## start ENTRIES

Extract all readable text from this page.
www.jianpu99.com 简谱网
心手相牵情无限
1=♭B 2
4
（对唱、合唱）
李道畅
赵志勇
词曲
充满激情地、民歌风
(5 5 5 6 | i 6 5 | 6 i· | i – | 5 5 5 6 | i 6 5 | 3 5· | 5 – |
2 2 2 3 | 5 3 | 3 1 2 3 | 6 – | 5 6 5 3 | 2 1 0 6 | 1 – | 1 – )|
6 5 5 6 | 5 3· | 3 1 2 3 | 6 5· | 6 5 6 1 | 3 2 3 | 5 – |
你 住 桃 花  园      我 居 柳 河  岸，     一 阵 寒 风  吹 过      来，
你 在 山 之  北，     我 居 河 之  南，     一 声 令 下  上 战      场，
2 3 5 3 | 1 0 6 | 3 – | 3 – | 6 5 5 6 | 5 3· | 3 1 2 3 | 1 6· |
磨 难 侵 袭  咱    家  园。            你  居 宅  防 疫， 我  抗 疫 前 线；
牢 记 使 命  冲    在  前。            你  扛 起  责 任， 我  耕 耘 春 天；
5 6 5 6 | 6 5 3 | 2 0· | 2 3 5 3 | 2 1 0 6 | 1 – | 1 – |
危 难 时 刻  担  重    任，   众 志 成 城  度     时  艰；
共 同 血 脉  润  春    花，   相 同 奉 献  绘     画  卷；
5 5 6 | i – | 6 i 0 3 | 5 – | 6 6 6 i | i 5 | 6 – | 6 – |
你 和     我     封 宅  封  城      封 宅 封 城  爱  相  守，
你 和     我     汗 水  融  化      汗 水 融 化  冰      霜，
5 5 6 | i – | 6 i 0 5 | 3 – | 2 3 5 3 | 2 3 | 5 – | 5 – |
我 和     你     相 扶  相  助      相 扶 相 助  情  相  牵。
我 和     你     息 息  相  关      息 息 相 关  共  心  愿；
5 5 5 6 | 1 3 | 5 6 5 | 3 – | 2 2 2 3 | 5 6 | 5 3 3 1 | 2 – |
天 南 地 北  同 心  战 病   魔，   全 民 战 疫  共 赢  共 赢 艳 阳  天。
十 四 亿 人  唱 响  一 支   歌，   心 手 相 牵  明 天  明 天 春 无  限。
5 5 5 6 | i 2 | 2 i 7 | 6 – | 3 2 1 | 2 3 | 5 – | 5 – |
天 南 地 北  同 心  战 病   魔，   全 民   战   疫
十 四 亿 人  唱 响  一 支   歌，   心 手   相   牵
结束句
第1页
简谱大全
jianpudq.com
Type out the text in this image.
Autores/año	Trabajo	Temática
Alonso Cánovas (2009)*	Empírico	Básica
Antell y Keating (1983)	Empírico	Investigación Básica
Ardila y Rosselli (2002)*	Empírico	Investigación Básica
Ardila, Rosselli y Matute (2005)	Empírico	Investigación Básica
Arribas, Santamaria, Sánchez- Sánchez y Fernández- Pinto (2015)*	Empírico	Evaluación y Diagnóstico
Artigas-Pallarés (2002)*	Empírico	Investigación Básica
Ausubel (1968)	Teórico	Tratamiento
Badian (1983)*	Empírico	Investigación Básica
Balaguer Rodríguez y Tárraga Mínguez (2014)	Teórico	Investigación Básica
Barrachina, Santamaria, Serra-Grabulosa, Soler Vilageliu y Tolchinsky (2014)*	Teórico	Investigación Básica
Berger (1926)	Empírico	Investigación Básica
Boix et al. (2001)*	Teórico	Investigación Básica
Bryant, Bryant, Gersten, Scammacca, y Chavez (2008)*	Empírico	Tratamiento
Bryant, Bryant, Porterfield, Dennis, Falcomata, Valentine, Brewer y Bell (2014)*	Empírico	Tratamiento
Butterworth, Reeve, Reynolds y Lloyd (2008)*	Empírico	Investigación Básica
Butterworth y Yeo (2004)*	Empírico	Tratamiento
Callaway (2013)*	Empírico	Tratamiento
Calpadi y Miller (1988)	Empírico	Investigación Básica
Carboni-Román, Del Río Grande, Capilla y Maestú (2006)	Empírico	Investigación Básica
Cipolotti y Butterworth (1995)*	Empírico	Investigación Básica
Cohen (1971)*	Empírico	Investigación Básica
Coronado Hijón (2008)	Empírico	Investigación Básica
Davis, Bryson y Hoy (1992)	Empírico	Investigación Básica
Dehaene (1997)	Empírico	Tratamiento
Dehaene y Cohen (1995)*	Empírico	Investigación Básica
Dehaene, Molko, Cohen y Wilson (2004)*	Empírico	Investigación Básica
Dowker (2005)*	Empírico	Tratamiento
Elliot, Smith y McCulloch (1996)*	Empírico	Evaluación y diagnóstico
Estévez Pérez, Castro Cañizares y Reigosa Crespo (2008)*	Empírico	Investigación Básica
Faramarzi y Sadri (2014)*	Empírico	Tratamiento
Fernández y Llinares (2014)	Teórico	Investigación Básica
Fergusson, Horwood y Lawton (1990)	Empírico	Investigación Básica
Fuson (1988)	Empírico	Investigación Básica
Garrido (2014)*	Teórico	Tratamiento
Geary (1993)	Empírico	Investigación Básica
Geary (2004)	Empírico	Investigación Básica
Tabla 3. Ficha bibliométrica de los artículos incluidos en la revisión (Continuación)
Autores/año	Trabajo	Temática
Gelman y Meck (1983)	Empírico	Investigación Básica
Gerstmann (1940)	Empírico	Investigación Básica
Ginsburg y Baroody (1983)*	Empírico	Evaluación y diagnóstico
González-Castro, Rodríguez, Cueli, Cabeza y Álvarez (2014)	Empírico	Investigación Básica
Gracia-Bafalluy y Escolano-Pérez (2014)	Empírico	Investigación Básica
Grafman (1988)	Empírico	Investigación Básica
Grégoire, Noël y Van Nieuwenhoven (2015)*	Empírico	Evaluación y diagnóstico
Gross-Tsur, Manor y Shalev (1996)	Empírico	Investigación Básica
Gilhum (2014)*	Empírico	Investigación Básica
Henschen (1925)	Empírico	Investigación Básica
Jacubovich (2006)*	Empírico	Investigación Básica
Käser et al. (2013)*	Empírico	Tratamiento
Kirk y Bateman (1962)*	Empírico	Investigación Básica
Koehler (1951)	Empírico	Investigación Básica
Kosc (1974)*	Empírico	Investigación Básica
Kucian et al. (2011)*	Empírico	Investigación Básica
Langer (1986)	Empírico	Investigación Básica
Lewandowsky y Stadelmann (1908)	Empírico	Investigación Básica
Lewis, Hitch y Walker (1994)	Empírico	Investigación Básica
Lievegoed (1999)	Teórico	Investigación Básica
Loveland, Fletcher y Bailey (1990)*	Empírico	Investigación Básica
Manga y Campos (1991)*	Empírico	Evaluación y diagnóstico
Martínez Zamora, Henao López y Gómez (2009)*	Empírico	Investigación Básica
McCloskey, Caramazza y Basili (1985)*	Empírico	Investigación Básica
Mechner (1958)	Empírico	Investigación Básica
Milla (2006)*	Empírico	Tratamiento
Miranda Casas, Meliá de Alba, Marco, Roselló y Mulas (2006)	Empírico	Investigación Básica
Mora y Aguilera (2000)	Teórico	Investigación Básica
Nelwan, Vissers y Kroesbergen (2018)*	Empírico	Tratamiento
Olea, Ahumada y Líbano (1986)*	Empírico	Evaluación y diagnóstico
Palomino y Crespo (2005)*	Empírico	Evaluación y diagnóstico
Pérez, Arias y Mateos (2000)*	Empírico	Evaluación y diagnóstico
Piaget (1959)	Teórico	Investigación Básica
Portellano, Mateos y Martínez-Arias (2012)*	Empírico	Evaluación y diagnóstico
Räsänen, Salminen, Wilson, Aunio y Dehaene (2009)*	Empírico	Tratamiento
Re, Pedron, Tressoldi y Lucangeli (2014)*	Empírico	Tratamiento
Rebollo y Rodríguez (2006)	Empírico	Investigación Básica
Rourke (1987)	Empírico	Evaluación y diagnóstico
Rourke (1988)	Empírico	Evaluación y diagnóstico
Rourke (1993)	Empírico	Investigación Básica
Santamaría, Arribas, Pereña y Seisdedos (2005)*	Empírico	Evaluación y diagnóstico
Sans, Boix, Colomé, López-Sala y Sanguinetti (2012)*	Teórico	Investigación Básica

## end ENTRIES

**STATED EXERCISE:** Going through the data above, count the lines where the string "Cohen" appears, and answer with only that number.

**RESPONSE:** 3